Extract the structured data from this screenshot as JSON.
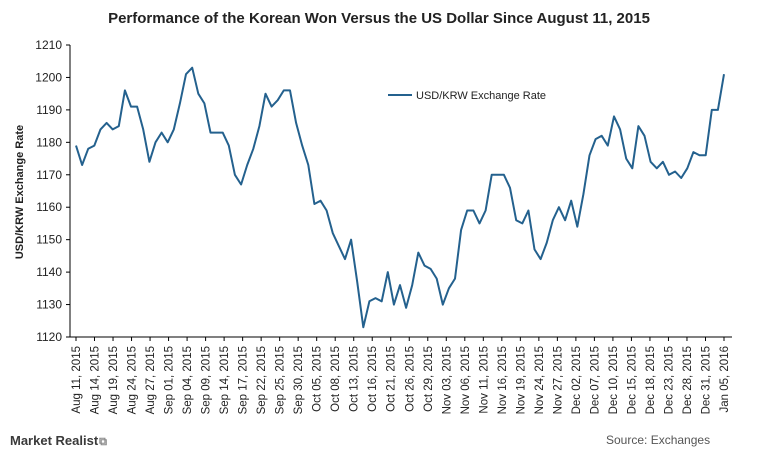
{
  "brand": "Market Realist",
  "brand_symbol": "⧉",
  "source": "Source: Exchanges",
  "chart_data": {
    "type": "line",
    "title": "Performance of the Korean Won Versus the US Dollar Since August 11, 2015",
    "ylabel": "USD/KRW Exchange Rate",
    "xlabel": "",
    "ylim": [
      1120,
      1210
    ],
    "yticks": [
      1120,
      1130,
      1140,
      1150,
      1160,
      1170,
      1180,
      1190,
      1200,
      1210
    ],
    "legend": "top-center",
    "grid": false,
    "line_color": "#24618e",
    "xtick_labels": [
      "Aug 11, 2015",
      "Aug 14, 2015",
      "Aug 19, 2015",
      "Aug 24, 2015",
      "Aug 27, 2015",
      "Sep 01, 2015",
      "Sep 04, 2015",
      "Sep 09, 2015",
      "Sep 14, 2015",
      "Sep 17, 2015",
      "Sep 22, 2015",
      "Sep 25, 2015",
      "Sep 30, 2015",
      "Oct 05, 2015",
      "Oct 08, 2015",
      "Oct 13, 2015",
      "Oct 16, 2015",
      "Oct 21, 2015",
      "Oct 26, 2015",
      "Oct 29, 2015",
      "Nov 03, 2015",
      "Nov 06, 2015",
      "Nov 11, 2015",
      "Nov 16, 2015",
      "Nov 19, 2015",
      "Nov 24, 2015",
      "Nov 27, 2015",
      "Dec 02, 2015",
      "Dec 07, 2015",
      "Dec 10, 2015",
      "Dec 15, 2015",
      "Dec 18, 2015",
      "Dec 23, 2015",
      "Dec 28, 2015",
      "Dec 31, 2015",
      "Jan 05, 2016"
    ],
    "series": [
      {
        "name": "USD/KRW Exchange Rate",
        "values": [
          1179,
          1173,
          1178,
          1179,
          1184,
          1186,
          1184,
          1185,
          1196,
          1191,
          1191,
          1184,
          1174,
          1180,
          1183,
          1180,
          1184,
          1192,
          1201,
          1203,
          1195,
          1192,
          1183,
          1183,
          1183,
          1179,
          1170,
          1167,
          1173,
          1178,
          1185,
          1195,
          1191,
          1193,
          1196,
          1196,
          1186,
          1179,
          1173,
          1161,
          1162,
          1159,
          1152,
          1148,
          1144,
          1150,
          1137,
          1123,
          1131,
          1132,
          1131,
          1140,
          1130,
          1136,
          1129,
          1136,
          1146,
          1142,
          1141,
          1138,
          1130,
          1135,
          1138,
          1153,
          1159,
          1159,
          1155,
          1159,
          1170,
          1170,
          1170,
          1166,
          1156,
          1155,
          1159,
          1147,
          1144,
          1149,
          1156,
          1160,
          1156,
          1162,
          1154,
          1164,
          1176,
          1181,
          1182,
          1179,
          1188,
          1184,
          1175,
          1172,
          1185,
          1182,
          1174,
          1172,
          1174,
          1170,
          1171,
          1169,
          1172,
          1177,
          1176,
          1176,
          1190,
          1190,
          1201
        ]
      }
    ]
  }
}
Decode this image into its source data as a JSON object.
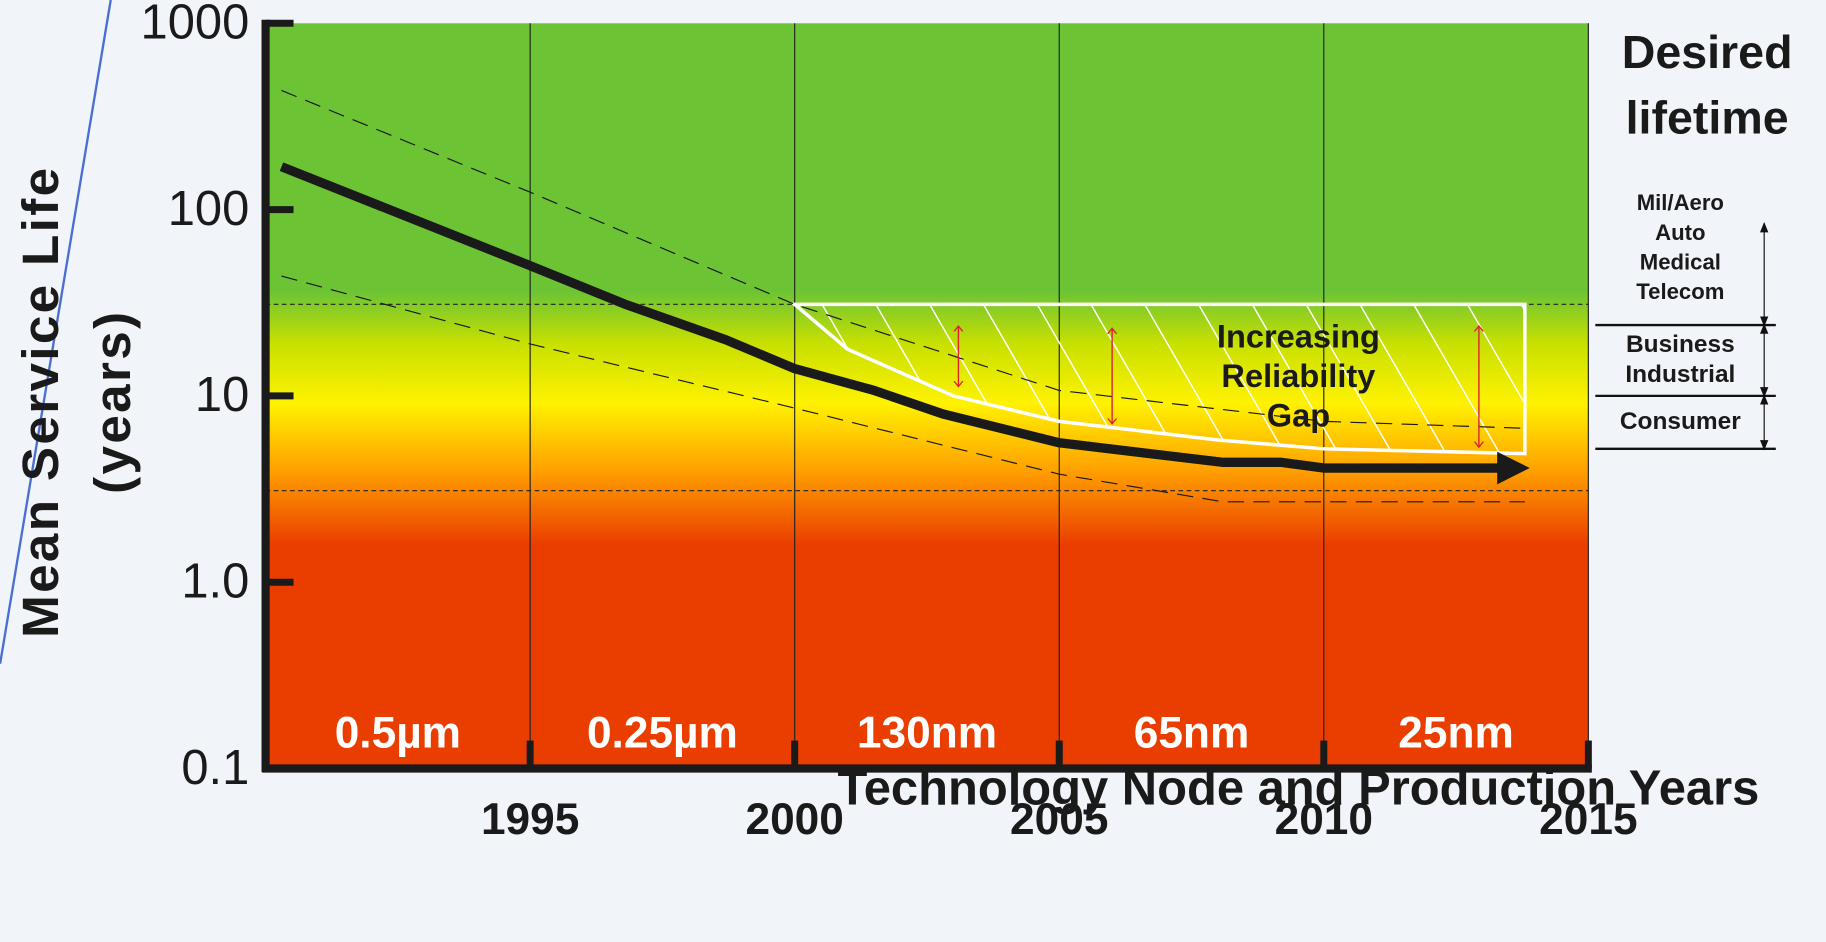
{
  "chart_data": {
    "type": "line",
    "xlabel": "Technology Node and Production Years",
    "ylabel": [
      "Mean Service Life",
      "(years)"
    ],
    "log_y": true,
    "xlim": [
      1990,
      2015
    ],
    "xticks": [
      1995,
      2000,
      2005,
      2010,
      2015
    ],
    "ylim": [
      0.1,
      1000
    ],
    "yticks": [
      0.1,
      {
        "value": 1,
        "label": "1.0"
      },
      10,
      100,
      1000
    ],
    "grid_x": true,
    "nodes": [
      "0.5µm",
      "0.25µm",
      "130nm",
      "65nm",
      "25nm"
    ],
    "series": [
      {
        "color": "#1a1a1a",
        "width": 8,
        "arrow": true,
        "x": [
          1990.3,
          1995,
          1996.8,
          1998.7,
          2000,
          2001.5,
          2002.8,
          2005,
          2008.1,
          2009.2,
          2010,
          2013.4
        ],
        "values": [
          170,
          50,
          31,
          20,
          14,
          10.7,
          8,
          5.6,
          4.4,
          4.4,
          4.1,
          4.1
        ]
      },
      {
        "color": "#1a1a1a",
        "width": 1,
        "dash": "14 8",
        "x": [
          1990.3,
          1995,
          2000,
          2005,
          2010,
          2013.8
        ],
        "values": [
          436,
          124,
          31,
          10.7,
          7.3,
          6.7
        ]
      },
      {
        "color": "#1a1a1a",
        "width": 1,
        "dash": "14 8",
        "x": [
          1990.3,
          1995,
          2000,
          2005,
          2008.1,
          2013.8
        ],
        "values": [
          44,
          19,
          8.6,
          3.8,
          2.7,
          2.7
        ]
      }
    ],
    "reference_lines": [
      31,
      3.1
    ],
    "gap": {
      "x": [
        2000,
        2001,
        2003,
        2005,
        2008,
        2010,
        2013.8
      ],
      "lower": [
        31,
        17.8,
        10,
        7.3,
        5.8,
        5.2,
        4.9
      ],
      "top": 31
    },
    "annotation": [
      "Increasing",
      "Reliability",
      "Gap"
    ],
    "lifetime_title": [
      "Desired",
      "lifetime"
    ],
    "lifetime_bands": [
      {
        "lines": [
          "Mil/Aero",
          "Auto",
          "Medical",
          "Telecom"
        ],
        "range": [
          24,
          84
        ]
      },
      {
        "lines": [
          "Business",
          "Industrial"
        ],
        "range": [
          10,
          24
        ]
      },
      {
        "lines": [
          "Consumer"
        ],
        "range": [
          5.2,
          10
        ]
      }
    ]
  }
}
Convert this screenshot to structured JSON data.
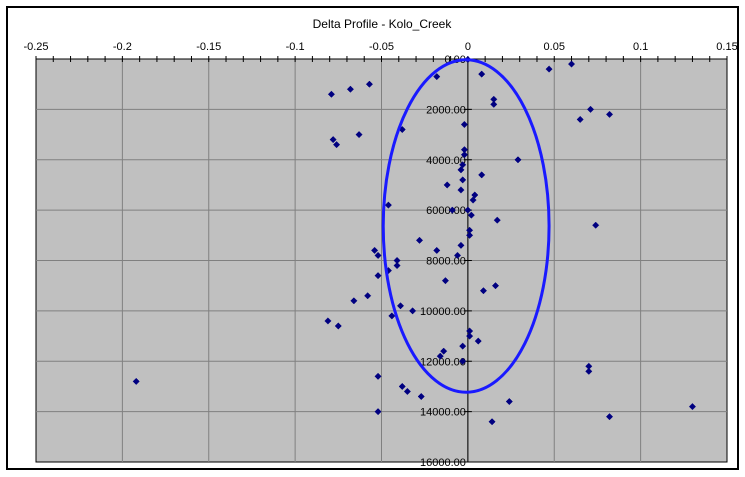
{
  "chart_data": {
    "type": "scatter",
    "title": "Delta Profile  - Kolo_Creek",
    "xlabel": "",
    "ylabel": "",
    "xlim": [
      -0.25,
      0.15
    ],
    "ylim": [
      0,
      16000
    ],
    "y_inverted": true,
    "x_ticks": [
      "-0.25",
      "-0.2",
      "-0.15",
      "-0.1",
      "-0.05",
      "0",
      "0.05",
      "0.1",
      "0.15"
    ],
    "y_ticks": [
      "0.00",
      "2000.00",
      "4000.00",
      "6000.00",
      "8000.00",
      "10000.00",
      "12000.00",
      "14000.00",
      "16000.00"
    ],
    "grid": true,
    "legend": "none",
    "colors": {
      "plot_background": "#c0c0c0",
      "marker": "#000080",
      "ellipse": "#1a1aff",
      "grid": "#808080"
    },
    "annotation": {
      "shape": "ellipse",
      "center_x": -0.001,
      "center_y": 6630,
      "semi_x": 0.048,
      "semi_y": 6600
    },
    "series": [
      {
        "marker": "diamond",
        "x": [
          0.0,
          0.008,
          0.047,
          0.06,
          -0.018,
          0.015,
          0.015,
          -0.057,
          -0.079,
          -0.068,
          0.071,
          0.082,
          0.065,
          -0.002,
          -0.038,
          -0.063,
          -0.078,
          -0.076,
          -0.002,
          -0.002,
          -0.003,
          0.029,
          -0.004,
          -0.003,
          0.008,
          -0.012,
          -0.004,
          0.004,
          0.003,
          -0.046,
          0.0,
          0.002,
          0.001,
          -0.009,
          0.017,
          0.074,
          0.001,
          -0.028,
          -0.004,
          -0.018,
          -0.006,
          -0.054,
          -0.052,
          -0.041,
          -0.041,
          -0.046,
          -0.052,
          -0.013,
          0.016,
          0.009,
          -0.058,
          -0.066,
          -0.039,
          -0.032,
          -0.044,
          -0.081,
          -0.075,
          0.001,
          0.001,
          0.006,
          -0.003,
          -0.014,
          -0.016,
          -0.003,
          0.07,
          0.07,
          -0.052,
          -0.192,
          -0.038,
          -0.035,
          -0.027,
          0.024,
          -0.052,
          0.082,
          0.014,
          0.13
        ],
        "y": [
          20,
          600,
          400,
          200,
          700,
          1600,
          1800,
          1000,
          1400,
          1200,
          2000,
          2200,
          2400,
          2600,
          2800,
          3000,
          3200,
          3400,
          3600,
          3800,
          4200,
          4000,
          4400,
          4800,
          4600,
          5000,
          5200,
          5400,
          5600,
          5800,
          6000,
          6200,
          6800,
          6000,
          6400,
          6600,
          7000,
          7200,
          7400,
          7600,
          7800,
          7600,
          7800,
          8000,
          8200,
          8400,
          8600,
          8800,
          9000,
          9200,
          9400,
          9600,
          9800,
          10000,
          10200,
          10400,
          10600,
          10800,
          11000,
          11200,
          11400,
          11600,
          11800,
          12000,
          12200,
          12400,
          12600,
          12800,
          13000,
          13200,
          13400,
          13600,
          14000,
          14200,
          14400,
          13800
        ]
      }
    ]
  }
}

_ _ _ _ _ _ _

Exercise task:
Count how many lines of the material hold the string "this". Give the number and nothing more.

Final result:
3